MATERIAL SHOWN:
○ ○ ○
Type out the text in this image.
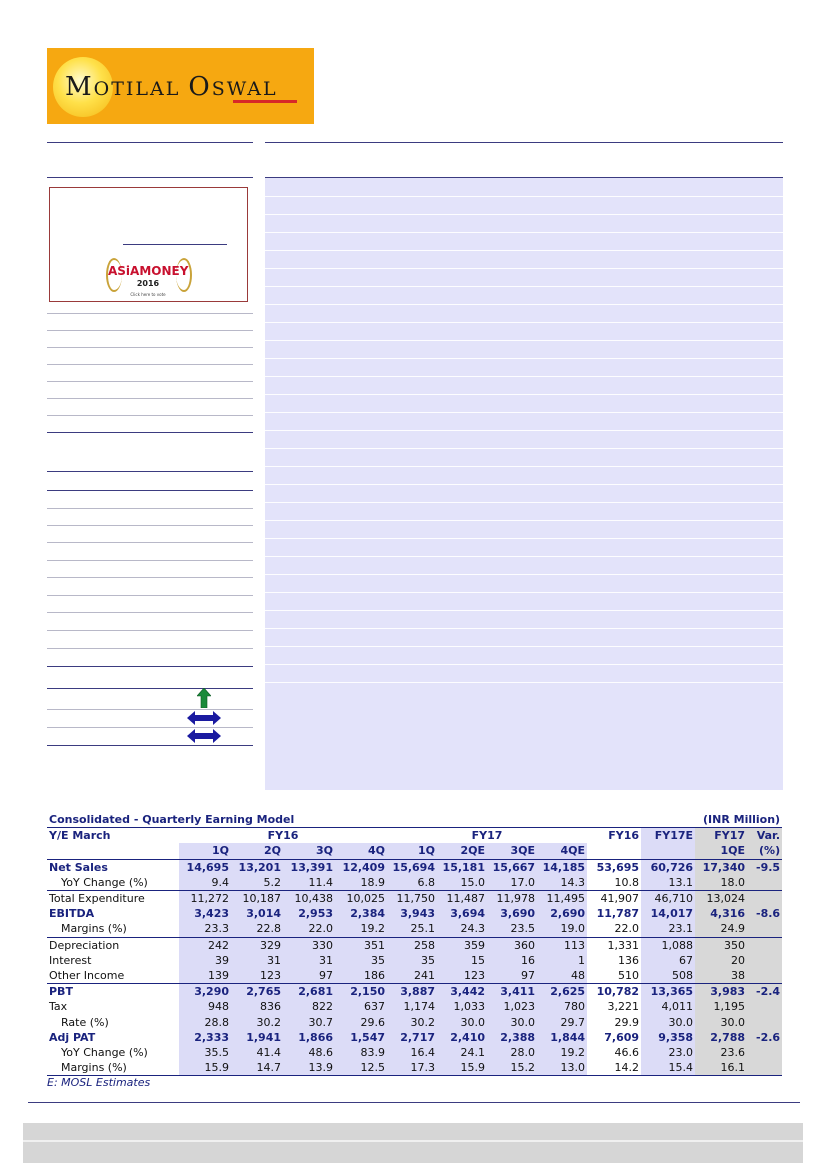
MOTILAL OSWAL
ASiAMONEY
2016
Click here to vote
Consolidated - Quarterly Earning Model								(INR Million)				
Y/E March	FY16				FY17				FY16	FY17E	FY17	Var.
	1Q	2Q	3Q	4Q	1Q	2QE	3QE	4QE			1QE	(%)
Net Sales	14,695	13,201	13,391	12,409	15,694	15,181	15,667	14,185	53,695	60,726	17,340	-9.5
YoY Change (%)	9.4	5.2	11.4	18.9	6.8	15.0	17.0	14.3	10.8	13.1	18.0	
Total Expenditure	11,272	10,187	10,438	10,025	11,750	11,487	11,978	11,495	41,907	46,710	13,024	
EBITDA	3,423	3,014	2,953	2,384	3,943	3,694	3,690	2,690	11,787	14,017	4,316	-8.6
Margins (%)	23.3	22.8	22.0	19.2	25.1	24.3	23.5	19.0	22.0	23.1	24.9	
Depreciation	242	329	330	351	258	359	360	113	1,331	1,088	350	
Interest	39	31	31	35	35	15	16	1	136	67	20	
Other Income	139	123	97	186	241	123	97	48	510	508	38	
PBT	3,290	2,765	2,681	2,150	3,887	3,442	3,411	2,625	10,782	13,365	3,983	-2.4
Tax	948	836	822	637	1,174	1,033	1,023	780	3,221	4,011	1,195	
Rate (%)	28.8	30.2	30.7	29.6	30.2	30.0	30.0	29.7	29.9	30.0	30.0	
Adj PAT	2,333	1,941	1,866	1,547	2,717	2,410	2,388	1,844	7,609	9,358	2,788	-2.6
YoY Change (%)	35.5	41.4	48.6	83.9	16.4	24.1	28.0	19.2	46.6	23.0	23.6	
Margins (%)	15.9	14.7	13.9	12.5	17.3	15.9	15.2	13.0	14.2	15.4	16.1	
E: MOSL Estimates
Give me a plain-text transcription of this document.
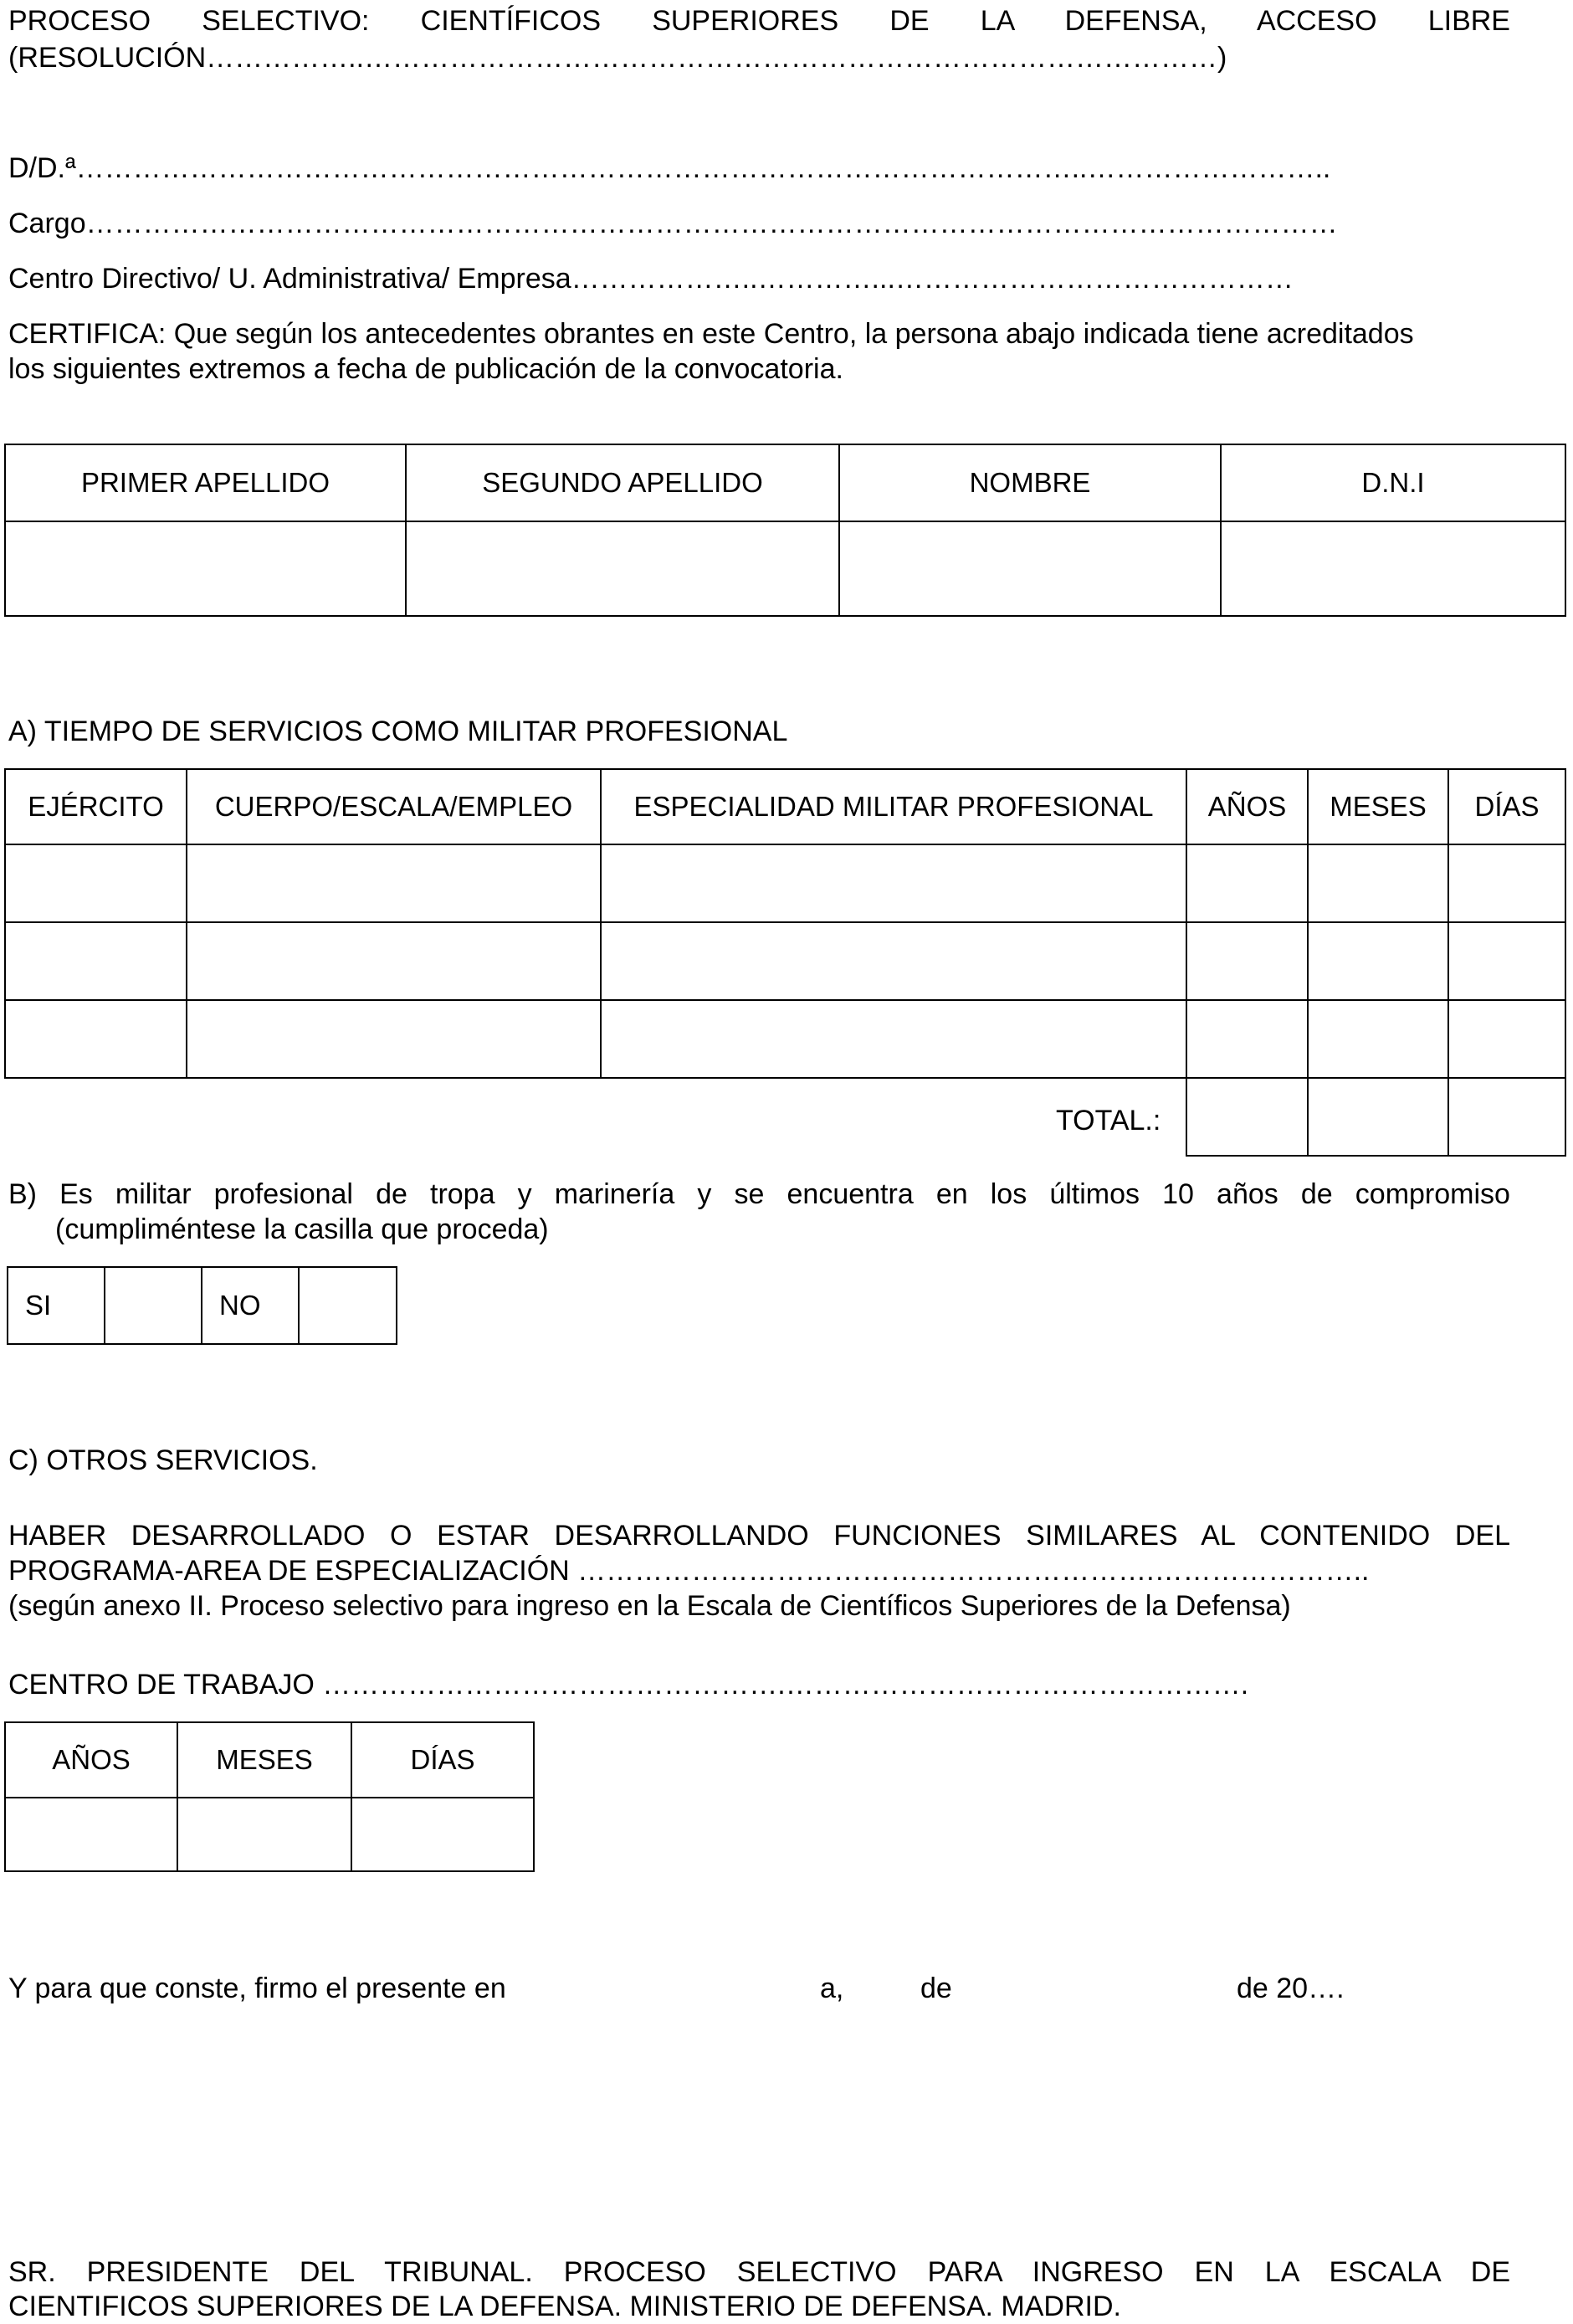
PROCESO SELECTIVO: CIENTÍFICOS SUPERIORES DE LA DEFENSA, ACCESO LIBRE
(RESOLUCIÓN……………..………………………………………………………………………………)
D/D.ª……………………………………………………………………………………………..……………………..
Cargo……………………………………………………………………………………………………………………
Centro Directivo/ U. Administrativa/ Empresa………………..…………...……………………………………
CERTIFICA: Que según los antecedentes obrantes en este Centro, la persona abajo indicada tiene acreditados
los siguientes extremos a fecha de publicación de la convocatoria.
PRIMER APELLIDO	SEGUNDO APELLIDO	NOMBRE	D.N.I

A) TIEMPO DE SERVICIOS COMO MILITAR PROFESIONAL
EJÉRCITO	CUERPO/ESCALA/EMPLEO	ESPECIALIDAD MILITAR PROFESIONAL	AÑOS	MESES	DÍAS

TOTAL.:
B) Es militar profesional de tropa y marinería y se encuentra en los últimos 10 años de compromiso
(cumpliméntese la casilla que proceda)
SI		NO	
C) OTROS SERVICIOS.
HABER DESARROLLADO O ESTAR DESARROLLANDO FUNCIONES SIMILARES AL CONTENIDO DEL
PROGRAMA-AREA DE ESPECIALIZACIÓN …………………………………………………….…………………..
(según anexo II. Proceso selectivo para ingreso en la Escala de Científicos Superiores de la Defensa)
CENTRO DE TRABAJO ………………………………………….………………………………………….
AÑOS	MESES	DÍAS

Y para que conste, firmo el presente en	a,	de	de 20….
SR. PRESIDENTE DEL TRIBUNAL. PROCESO SELECTIVO PARA INGRESO EN LA ESCALA DE
CIENTIFICOS SUPERIORES DE LA DEFENSA. MINISTERIO DE DEFENSA. MADRID.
○ ○ ○
Output the entries above exactly. Drop the pictures.

Type out the text in this image.
MOTILAL OSWAL
ASiAMONEY
2016
Click here to vote
Consolidated - Quarterly Earning Model								(INR Million)				
Y/E March	FY16				FY17				FY16	FY17E	FY17	Var.
	1Q	2Q	3Q	4Q	1Q	2QE	3QE	4QE			1QE	(%)
Net Sales	14,695	13,201	13,391	12,409	15,694	15,181	15,667	14,185	53,695	60,726	17,340	-9.5
YoY Change (%)	9.4	5.2	11.4	18.9	6.8	15.0	17.0	14.3	10.8	13.1	18.0	
Total Expenditure	11,272	10,187	10,438	10,025	11,750	11,487	11,978	11,495	41,907	46,710	13,024	
EBITDA	3,423	3,014	2,953	2,384	3,943	3,694	3,690	2,690	11,787	14,017	4,316	-8.6
Margins (%)	23.3	22.8	22.0	19.2	25.1	24.3	23.5	19.0	22.0	23.1	24.9	
Depreciation	242	329	330	351	258	359	360	113	1,331	1,088	350	
Interest	39	31	31	35	35	15	16	1	136	67	20	
Other Income	139	123	97	186	241	123	97	48	510	508	38	
PBT	3,290	2,765	2,681	2,150	3,887	3,442	3,411	2,625	10,782	13,365	3,983	-2.4
Tax	948	836	822	637	1,174	1,033	1,023	780	3,221	4,011	1,195	
Rate (%)	28.8	30.2	30.7	29.6	30.2	30.0	30.0	29.7	29.9	30.0	30.0	
Adj PAT	2,333	1,941	1,866	1,547	2,717	2,410	2,388	1,844	7,609	9,358	2,788	-2.6
YoY Change (%)	35.5	41.4	48.6	83.9	16.4	24.1	28.0	19.2	46.6	23.0	23.6	
Margins (%)	15.9	14.7	13.9	12.5	17.3	15.9	15.2	13.0	14.2	15.4	16.1	
E: MOSL Estimates
Give me a plain-text transcription of this document.
PROCESO SELECTIVO: CIENTÍFICOS SUPERIORES DE LA DEFENSA, ACCESO LIBRE
(RESOLUCIÓN……………..………………………………………………………………………………)
D/D.ª……………………………………………………………………………………………..……………………..
Cargo……………………………………………………………………………………………………………………
Centro Directivo/ U. Administrativa/ Empresa………………..…………...……………………………………
CERTIFICA: Que según los antecedentes obrantes en este Centro, la persona abajo indicada tiene acreditados
los siguientes extremos a fecha de publicación de la convocatoria.
PRIMER APELLIDO	SEGUNDO APELLIDO	NOMBRE	D.N.I

A) TIEMPO DE SERVICIOS COMO MILITAR PROFESIONAL
EJÉRCITO	CUERPO/ESCALA/EMPLEO	ESPECIALIDAD MILITAR PROFESIONAL	AÑOS	MESES	DÍAS

TOTAL.:
B) Es militar profesional de tropa y marinería y se encuentra en los últimos 10 años de compromiso
(cumpliméntese la casilla que proceda)
SI		NO	
C) OTROS SERVICIOS.
HABER DESARROLLADO O ESTAR DESARROLLANDO FUNCIONES SIMILARES AL CONTENIDO DEL
PROGRAMA-AREA DE ESPECIALIZACIÓN …………………………………………………….…………………..
(según anexo II. Proceso selectivo para ingreso en la Escala de Científicos Superiores de la Defensa)
CENTRO DE TRABAJO ………………………………………….………………………………………….
AÑOS	MESES	DÍAS

Y para que conste, firmo el presente en	a,	de	de 20….
SR. PRESIDENTE DEL TRIBUNAL. PROCESO SELECTIVO PARA INGRESO EN LA ESCALA DE
CIENTIFICOS SUPERIORES DE LA DEFENSA. MINISTERIO DE DEFENSA. MADRID.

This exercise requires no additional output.